* Aim *
Answer with a single number: the count of lines that hold "this".

** Start Supplied data **

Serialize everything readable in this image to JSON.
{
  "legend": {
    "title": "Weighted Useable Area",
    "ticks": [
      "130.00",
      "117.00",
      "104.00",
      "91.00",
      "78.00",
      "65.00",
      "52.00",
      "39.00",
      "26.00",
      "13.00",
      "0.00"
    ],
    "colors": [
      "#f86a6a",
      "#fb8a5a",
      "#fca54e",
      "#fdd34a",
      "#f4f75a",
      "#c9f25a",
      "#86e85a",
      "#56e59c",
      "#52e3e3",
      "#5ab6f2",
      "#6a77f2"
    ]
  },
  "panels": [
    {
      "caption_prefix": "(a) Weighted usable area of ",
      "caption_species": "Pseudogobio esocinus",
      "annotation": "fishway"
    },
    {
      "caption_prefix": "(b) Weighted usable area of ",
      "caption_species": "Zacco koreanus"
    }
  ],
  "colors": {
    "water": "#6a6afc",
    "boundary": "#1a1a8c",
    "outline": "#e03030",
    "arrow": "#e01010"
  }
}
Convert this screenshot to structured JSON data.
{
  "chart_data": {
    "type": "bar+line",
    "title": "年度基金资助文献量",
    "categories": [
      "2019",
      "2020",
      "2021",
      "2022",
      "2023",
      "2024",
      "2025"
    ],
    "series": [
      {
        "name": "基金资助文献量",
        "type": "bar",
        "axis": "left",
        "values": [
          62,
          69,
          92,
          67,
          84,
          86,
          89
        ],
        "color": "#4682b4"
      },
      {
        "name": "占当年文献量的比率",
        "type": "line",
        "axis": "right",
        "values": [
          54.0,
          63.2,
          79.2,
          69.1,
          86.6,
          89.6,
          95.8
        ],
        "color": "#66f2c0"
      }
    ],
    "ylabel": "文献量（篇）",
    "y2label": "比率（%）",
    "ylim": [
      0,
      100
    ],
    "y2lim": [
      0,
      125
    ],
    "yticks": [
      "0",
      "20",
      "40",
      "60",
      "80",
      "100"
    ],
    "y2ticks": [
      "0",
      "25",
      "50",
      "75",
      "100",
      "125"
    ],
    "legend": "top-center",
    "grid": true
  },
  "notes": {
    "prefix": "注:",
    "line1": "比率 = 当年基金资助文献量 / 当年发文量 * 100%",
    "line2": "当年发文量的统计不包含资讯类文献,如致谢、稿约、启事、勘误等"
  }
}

** End Supplied data **

* Task response *
2